Data records:
━━━━━━━━━━

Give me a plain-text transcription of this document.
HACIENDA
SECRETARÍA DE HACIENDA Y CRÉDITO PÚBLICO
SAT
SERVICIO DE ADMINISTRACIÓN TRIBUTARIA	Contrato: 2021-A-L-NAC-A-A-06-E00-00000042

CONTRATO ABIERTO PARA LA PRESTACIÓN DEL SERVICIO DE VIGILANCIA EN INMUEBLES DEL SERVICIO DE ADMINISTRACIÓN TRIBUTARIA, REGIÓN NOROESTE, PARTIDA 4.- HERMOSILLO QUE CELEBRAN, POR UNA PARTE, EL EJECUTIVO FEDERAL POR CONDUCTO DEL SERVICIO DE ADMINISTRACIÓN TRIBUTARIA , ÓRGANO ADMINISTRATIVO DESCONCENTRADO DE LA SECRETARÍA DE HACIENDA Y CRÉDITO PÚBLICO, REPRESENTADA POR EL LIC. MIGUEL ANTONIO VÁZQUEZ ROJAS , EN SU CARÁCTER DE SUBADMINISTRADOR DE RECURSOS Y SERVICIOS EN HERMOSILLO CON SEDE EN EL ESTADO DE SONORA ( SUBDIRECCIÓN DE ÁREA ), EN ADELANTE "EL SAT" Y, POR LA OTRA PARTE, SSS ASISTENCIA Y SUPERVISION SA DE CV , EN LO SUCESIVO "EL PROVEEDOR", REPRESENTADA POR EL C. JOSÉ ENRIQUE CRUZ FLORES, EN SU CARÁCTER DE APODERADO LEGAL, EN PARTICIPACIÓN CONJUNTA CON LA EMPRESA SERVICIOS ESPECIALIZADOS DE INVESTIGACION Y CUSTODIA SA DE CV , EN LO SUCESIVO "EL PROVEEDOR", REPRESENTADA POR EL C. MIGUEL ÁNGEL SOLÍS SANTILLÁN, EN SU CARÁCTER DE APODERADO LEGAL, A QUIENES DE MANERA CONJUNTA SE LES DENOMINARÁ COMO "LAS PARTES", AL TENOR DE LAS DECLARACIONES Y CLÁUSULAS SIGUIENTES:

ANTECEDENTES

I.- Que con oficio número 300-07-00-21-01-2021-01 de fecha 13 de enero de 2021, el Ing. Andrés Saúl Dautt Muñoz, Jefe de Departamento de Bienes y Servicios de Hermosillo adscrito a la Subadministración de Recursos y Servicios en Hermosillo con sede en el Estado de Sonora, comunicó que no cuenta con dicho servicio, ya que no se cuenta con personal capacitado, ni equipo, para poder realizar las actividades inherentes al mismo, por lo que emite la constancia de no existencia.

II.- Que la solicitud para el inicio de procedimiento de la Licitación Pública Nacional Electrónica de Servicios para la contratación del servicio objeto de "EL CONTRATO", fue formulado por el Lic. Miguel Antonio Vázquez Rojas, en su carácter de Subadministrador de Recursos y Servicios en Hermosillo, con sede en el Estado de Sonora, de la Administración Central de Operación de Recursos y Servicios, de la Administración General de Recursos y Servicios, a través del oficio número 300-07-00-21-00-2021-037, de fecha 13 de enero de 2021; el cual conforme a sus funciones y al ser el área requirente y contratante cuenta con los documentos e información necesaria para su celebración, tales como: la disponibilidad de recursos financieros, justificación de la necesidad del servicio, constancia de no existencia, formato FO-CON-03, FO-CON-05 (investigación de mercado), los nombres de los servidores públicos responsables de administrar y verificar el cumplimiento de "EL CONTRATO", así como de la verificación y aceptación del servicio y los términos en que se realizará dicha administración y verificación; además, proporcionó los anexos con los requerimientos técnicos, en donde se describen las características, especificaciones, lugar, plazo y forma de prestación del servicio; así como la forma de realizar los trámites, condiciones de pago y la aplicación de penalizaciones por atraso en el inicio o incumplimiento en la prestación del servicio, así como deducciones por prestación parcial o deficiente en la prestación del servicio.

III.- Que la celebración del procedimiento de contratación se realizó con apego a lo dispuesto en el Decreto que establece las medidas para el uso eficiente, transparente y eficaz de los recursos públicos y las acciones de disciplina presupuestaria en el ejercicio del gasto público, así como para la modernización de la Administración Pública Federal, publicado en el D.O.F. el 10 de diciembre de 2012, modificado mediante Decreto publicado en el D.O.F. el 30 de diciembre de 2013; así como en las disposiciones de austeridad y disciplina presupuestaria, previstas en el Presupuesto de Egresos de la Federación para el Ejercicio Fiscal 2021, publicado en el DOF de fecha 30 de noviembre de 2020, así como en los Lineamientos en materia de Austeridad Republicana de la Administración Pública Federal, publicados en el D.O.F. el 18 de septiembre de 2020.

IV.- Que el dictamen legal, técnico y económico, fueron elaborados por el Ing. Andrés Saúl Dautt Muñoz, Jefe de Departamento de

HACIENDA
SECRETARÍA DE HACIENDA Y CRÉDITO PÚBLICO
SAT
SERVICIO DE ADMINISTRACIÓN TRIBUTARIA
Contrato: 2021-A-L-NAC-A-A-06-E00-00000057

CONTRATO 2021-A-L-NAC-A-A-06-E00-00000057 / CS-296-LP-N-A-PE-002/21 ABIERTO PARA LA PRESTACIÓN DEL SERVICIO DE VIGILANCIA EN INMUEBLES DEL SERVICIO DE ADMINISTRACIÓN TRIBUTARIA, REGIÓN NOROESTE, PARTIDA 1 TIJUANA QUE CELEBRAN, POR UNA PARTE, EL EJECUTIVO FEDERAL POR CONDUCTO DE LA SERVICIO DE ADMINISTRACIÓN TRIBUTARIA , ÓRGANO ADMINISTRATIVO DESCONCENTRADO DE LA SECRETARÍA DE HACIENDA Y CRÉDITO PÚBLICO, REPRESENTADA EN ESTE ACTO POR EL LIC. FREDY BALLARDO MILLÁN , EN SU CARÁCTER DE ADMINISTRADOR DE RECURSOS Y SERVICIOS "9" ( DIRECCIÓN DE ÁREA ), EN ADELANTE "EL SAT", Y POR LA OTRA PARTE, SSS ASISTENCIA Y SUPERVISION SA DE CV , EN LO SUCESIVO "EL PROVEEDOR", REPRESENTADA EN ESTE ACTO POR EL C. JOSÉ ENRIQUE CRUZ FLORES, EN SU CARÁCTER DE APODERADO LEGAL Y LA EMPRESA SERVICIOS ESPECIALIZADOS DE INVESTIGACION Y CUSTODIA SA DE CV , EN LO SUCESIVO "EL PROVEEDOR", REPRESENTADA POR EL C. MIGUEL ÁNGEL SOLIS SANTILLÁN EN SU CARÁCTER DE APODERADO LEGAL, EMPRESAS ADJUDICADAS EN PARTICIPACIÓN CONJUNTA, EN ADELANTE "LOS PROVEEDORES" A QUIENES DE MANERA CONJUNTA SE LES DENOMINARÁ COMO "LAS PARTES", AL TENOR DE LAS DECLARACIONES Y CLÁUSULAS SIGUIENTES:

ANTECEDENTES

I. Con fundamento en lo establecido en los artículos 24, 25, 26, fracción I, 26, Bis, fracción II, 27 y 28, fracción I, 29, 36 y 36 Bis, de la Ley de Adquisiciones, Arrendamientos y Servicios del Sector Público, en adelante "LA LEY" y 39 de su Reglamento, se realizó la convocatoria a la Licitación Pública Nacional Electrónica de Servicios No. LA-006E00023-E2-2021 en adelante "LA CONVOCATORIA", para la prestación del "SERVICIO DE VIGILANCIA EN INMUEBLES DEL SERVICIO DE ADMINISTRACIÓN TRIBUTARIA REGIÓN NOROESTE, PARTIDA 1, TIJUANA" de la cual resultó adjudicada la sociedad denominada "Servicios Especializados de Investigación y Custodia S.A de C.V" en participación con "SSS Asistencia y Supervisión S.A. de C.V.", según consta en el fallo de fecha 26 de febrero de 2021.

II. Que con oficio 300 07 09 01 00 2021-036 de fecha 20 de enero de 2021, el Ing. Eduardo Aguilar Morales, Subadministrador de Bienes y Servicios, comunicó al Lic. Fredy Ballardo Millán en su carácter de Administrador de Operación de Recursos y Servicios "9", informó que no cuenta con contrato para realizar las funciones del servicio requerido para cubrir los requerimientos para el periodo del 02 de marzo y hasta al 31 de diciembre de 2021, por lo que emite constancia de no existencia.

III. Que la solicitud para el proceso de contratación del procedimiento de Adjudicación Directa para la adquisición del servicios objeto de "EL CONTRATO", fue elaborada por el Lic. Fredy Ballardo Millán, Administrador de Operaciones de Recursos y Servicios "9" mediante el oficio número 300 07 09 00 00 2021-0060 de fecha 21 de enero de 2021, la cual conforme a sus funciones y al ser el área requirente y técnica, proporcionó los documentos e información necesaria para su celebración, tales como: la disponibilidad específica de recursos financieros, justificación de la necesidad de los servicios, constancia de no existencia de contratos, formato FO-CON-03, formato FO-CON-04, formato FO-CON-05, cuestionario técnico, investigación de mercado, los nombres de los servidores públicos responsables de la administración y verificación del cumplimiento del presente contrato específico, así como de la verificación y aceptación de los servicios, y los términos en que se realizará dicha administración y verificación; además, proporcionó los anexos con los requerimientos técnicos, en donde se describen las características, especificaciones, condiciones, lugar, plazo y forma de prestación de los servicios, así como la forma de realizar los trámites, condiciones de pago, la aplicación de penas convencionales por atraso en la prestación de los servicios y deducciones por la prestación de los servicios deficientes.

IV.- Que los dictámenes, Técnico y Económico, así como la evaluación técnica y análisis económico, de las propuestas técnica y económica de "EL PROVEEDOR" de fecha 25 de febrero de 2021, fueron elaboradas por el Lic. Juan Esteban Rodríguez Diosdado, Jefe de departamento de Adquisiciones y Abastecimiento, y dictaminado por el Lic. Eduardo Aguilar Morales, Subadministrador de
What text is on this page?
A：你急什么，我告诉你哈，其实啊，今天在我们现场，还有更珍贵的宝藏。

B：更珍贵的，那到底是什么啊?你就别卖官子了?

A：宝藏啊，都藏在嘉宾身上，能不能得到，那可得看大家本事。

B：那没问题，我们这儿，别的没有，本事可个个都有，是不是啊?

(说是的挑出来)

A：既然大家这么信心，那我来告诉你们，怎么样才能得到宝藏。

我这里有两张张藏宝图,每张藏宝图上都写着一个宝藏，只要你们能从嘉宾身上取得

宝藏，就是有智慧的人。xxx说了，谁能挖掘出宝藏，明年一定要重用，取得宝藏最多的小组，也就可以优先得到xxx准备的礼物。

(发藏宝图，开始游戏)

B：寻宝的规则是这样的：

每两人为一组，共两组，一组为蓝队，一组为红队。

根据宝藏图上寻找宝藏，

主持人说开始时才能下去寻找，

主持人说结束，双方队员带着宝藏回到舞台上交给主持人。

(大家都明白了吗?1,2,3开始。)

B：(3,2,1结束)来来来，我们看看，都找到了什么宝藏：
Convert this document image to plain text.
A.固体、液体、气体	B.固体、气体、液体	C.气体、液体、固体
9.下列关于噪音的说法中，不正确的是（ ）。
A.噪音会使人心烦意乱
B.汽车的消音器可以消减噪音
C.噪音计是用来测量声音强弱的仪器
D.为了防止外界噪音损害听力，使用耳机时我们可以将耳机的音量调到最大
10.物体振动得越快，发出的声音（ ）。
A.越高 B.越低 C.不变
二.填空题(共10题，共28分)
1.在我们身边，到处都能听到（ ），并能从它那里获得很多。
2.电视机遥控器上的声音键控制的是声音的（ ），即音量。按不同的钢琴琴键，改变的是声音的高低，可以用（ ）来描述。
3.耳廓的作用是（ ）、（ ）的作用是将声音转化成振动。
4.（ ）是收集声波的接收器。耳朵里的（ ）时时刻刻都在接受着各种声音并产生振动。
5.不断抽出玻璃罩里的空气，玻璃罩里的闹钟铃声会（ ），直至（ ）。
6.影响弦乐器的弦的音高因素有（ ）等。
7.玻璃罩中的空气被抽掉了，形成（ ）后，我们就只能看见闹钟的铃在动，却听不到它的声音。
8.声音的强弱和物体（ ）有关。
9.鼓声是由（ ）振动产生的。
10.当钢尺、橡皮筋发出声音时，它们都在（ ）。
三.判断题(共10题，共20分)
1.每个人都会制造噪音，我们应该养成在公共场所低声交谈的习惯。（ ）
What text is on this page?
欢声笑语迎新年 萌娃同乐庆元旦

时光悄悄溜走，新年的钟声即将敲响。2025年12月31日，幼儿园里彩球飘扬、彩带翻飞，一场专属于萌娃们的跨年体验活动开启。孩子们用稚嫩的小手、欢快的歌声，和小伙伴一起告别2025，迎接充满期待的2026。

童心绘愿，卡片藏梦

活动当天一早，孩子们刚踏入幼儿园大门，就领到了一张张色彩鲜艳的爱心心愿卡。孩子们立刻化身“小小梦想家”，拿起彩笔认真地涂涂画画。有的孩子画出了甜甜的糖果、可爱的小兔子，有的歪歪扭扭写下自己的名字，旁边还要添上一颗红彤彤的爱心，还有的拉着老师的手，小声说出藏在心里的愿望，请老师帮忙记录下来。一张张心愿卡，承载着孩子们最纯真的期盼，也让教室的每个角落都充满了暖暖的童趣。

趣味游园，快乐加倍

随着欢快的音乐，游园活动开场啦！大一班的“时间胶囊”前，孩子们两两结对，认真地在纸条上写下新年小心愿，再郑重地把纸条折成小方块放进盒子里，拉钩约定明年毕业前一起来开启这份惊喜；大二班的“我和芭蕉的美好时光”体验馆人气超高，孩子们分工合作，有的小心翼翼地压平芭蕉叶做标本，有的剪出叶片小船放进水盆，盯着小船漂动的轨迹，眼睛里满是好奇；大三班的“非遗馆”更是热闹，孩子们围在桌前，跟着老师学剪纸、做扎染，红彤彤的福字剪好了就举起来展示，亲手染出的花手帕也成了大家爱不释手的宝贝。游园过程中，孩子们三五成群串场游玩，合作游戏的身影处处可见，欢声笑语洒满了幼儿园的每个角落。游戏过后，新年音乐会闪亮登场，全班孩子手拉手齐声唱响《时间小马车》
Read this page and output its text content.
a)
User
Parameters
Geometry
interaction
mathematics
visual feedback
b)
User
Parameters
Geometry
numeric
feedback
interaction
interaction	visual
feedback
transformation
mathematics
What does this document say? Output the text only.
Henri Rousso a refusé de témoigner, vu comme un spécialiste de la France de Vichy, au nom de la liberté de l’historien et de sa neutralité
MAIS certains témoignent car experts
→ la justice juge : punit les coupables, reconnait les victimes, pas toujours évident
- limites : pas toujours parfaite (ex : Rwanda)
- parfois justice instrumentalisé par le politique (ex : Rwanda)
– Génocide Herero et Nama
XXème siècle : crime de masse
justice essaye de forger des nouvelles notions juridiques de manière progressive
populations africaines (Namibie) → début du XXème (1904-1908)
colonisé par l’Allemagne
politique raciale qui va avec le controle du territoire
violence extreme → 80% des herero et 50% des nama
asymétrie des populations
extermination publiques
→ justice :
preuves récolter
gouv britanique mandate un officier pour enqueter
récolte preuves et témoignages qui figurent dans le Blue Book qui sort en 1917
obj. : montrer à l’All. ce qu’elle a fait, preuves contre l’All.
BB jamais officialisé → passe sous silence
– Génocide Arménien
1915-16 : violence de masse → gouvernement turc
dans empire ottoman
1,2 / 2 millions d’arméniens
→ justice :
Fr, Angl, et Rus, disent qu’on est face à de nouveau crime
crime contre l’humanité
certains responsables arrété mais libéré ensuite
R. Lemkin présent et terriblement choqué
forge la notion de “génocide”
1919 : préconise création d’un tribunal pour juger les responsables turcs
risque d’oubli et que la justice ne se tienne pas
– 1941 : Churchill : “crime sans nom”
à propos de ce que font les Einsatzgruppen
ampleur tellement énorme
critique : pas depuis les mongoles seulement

━━━━━━━━━━

Read the entries and show each line that mentions "this".

Give me a plain-text transcription of this document.
What text is on this page?
Convert this document image to plain text.
What text is on this page?
Read this page and output its text content.
What does this document say? Output the text only.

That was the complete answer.